(Listings of element locations)
────────────────────
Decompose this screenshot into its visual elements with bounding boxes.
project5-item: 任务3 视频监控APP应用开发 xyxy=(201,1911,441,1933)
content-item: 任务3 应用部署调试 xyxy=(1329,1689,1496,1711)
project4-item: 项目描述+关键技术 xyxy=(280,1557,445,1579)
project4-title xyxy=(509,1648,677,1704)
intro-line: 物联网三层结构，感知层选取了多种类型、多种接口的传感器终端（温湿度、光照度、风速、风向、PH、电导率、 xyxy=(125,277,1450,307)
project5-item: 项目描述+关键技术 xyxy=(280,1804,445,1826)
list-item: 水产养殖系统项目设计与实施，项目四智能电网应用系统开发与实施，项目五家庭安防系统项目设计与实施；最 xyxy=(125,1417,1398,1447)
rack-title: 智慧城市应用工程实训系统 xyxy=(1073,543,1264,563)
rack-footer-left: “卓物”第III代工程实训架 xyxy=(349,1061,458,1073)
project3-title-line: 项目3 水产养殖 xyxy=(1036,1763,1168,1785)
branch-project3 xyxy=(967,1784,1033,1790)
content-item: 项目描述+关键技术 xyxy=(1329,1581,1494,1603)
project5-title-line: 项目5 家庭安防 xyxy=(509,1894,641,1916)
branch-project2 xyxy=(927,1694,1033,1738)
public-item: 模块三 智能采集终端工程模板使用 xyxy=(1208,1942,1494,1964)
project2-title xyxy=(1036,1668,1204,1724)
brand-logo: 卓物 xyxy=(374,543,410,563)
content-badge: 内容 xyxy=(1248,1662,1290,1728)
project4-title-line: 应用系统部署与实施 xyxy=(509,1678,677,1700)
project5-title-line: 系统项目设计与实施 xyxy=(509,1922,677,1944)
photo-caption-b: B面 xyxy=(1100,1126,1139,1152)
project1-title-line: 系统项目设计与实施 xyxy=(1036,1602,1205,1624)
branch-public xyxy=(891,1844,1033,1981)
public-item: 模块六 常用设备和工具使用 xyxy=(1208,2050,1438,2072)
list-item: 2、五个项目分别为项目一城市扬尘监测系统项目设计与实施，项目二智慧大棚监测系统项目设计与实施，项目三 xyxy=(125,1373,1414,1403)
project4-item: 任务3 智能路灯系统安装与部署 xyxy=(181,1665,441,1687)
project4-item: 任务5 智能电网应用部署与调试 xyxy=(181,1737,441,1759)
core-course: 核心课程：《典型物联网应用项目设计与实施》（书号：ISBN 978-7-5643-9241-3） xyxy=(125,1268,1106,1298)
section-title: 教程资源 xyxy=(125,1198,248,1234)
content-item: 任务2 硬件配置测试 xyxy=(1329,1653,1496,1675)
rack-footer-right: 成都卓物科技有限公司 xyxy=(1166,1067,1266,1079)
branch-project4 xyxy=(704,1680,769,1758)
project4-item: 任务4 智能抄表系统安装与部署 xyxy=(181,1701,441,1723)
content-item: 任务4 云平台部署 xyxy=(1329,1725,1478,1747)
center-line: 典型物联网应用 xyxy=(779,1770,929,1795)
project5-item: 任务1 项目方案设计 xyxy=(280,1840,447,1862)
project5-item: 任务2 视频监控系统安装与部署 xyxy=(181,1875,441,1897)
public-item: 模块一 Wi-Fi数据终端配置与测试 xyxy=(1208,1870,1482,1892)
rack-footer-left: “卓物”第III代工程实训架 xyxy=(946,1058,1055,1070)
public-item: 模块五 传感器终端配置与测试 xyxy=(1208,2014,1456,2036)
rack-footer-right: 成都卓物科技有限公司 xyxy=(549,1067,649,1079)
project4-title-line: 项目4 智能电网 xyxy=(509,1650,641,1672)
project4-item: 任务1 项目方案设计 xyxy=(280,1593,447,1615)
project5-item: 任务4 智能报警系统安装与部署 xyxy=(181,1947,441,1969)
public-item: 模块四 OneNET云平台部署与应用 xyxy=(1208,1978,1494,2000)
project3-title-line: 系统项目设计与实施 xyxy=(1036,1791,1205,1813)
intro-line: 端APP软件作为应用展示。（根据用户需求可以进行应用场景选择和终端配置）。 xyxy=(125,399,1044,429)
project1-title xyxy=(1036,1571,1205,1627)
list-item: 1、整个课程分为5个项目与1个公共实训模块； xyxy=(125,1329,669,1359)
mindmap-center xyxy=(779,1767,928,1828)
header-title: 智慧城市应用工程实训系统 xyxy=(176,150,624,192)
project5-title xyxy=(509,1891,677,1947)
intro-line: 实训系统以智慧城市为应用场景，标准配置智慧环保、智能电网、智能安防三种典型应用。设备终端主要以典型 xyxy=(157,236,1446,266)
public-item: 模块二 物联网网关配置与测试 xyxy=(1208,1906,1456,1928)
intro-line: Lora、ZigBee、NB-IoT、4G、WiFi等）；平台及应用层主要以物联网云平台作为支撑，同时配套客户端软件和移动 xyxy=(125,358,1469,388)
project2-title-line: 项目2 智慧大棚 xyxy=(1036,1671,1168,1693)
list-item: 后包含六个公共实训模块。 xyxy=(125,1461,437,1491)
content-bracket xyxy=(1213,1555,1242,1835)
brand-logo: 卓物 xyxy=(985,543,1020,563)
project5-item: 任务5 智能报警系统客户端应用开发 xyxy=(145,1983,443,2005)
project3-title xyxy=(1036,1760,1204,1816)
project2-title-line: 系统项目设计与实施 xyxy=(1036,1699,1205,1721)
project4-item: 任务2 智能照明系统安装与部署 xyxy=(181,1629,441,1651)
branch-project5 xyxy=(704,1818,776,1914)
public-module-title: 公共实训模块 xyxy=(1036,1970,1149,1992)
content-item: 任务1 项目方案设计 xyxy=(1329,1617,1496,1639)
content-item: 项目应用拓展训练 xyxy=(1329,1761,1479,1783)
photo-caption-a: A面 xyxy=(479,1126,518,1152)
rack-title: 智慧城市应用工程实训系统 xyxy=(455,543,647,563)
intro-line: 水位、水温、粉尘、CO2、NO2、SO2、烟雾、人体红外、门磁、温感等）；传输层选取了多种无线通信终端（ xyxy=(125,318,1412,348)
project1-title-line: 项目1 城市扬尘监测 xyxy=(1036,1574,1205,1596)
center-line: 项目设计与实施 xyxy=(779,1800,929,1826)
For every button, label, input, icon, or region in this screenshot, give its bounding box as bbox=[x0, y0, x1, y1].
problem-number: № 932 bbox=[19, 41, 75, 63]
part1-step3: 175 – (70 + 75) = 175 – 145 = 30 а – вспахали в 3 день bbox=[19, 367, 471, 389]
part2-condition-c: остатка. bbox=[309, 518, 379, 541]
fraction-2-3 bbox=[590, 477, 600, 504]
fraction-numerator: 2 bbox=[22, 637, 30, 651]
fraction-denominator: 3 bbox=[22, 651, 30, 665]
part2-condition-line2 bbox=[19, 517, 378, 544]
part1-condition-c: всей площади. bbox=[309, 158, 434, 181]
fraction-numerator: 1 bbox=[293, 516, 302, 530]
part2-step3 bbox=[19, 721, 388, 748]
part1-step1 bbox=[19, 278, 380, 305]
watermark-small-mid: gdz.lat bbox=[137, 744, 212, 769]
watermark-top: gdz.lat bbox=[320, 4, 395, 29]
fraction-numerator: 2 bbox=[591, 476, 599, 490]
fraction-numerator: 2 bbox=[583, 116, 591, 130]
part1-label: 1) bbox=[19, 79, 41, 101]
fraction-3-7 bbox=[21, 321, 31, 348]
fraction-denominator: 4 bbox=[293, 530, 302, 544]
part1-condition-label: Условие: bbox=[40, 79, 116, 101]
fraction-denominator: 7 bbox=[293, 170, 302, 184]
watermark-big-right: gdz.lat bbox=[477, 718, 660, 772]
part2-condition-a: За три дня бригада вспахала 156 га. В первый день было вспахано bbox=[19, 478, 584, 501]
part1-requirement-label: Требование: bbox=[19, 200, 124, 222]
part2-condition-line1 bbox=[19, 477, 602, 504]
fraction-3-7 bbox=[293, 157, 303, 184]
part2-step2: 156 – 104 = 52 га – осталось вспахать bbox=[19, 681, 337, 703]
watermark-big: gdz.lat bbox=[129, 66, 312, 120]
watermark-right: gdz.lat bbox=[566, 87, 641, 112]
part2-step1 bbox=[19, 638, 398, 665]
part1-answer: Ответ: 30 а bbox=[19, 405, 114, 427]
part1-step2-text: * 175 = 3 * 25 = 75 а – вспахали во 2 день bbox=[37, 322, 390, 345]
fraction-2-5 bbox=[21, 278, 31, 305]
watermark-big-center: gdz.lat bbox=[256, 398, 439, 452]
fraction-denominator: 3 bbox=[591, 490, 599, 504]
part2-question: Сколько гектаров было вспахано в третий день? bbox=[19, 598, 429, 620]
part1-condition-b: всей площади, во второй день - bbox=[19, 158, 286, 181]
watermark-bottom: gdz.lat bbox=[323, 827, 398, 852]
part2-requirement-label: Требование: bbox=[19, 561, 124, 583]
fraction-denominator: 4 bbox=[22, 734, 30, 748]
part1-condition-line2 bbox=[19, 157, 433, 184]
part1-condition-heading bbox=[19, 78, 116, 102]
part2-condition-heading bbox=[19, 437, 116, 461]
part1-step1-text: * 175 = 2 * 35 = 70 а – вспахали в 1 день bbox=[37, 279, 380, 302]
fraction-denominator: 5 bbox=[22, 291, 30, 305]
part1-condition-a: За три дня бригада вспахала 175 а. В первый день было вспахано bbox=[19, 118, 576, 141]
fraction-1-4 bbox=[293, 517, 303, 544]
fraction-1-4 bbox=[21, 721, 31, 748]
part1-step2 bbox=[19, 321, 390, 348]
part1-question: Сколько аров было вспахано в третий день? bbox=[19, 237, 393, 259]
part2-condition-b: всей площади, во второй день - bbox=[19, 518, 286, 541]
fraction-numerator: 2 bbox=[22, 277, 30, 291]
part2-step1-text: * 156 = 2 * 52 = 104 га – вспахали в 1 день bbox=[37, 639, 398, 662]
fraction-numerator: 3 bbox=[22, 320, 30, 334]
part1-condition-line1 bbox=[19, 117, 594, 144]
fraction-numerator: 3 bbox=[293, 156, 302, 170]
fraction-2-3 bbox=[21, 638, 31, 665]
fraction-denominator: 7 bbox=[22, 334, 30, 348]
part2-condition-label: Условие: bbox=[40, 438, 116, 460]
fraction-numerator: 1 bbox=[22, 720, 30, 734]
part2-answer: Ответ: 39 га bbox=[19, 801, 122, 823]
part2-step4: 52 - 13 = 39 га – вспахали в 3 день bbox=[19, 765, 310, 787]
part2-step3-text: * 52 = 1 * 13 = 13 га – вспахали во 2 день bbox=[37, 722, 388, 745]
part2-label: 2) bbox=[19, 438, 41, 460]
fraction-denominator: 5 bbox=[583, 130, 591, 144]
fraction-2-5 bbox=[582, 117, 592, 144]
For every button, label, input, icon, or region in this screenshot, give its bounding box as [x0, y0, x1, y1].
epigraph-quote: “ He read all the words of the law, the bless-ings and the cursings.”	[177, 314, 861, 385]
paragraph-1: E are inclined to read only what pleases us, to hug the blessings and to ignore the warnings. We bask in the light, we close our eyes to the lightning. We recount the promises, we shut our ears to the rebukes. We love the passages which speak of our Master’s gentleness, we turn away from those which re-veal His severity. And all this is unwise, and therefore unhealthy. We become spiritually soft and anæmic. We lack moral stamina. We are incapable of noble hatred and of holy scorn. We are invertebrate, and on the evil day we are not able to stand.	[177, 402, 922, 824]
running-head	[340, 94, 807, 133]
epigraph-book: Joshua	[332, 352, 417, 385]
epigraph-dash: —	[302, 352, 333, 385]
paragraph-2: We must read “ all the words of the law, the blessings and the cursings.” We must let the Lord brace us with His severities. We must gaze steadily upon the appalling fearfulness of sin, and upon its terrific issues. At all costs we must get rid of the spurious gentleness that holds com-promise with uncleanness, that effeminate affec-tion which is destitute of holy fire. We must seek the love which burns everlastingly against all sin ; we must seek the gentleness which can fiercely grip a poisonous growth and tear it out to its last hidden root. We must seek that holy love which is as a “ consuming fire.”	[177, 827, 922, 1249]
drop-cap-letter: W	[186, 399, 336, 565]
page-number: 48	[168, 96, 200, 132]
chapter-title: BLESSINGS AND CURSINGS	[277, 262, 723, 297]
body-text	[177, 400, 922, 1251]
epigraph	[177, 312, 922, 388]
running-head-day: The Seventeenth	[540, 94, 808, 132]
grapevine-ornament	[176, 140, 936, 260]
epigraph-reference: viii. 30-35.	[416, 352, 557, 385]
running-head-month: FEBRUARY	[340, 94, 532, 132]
────────────────────
» Prompt
Write out again the lines from the very beginning of the entries through the line that contains "project5-item: 项目描述+关键技术 xyxy=(280,1804,445,1826)", including both the first line and that last one.

» Task answer
Decompose this screenshot into its visual elements with bounding boxes.
project5-item: 任务3 视频监控APP应用开发 xyxy=(201,1911,441,1933)
content-item: 任务3 应用部署调试 xyxy=(1329,1689,1496,1711)
project4-item: 项目描述+关键技术 xyxy=(280,1557,445,1579)
project4-title xyxy=(509,1648,677,1704)
intro-line: 物联网三层结构，感知层选取了多种类型、多种接口的传感器终端（温湿度、光照度、风速、风向、PH、电导率、 xyxy=(125,277,1450,307)
project5-item: 项目描述+关键技术 xyxy=(280,1804,445,1826)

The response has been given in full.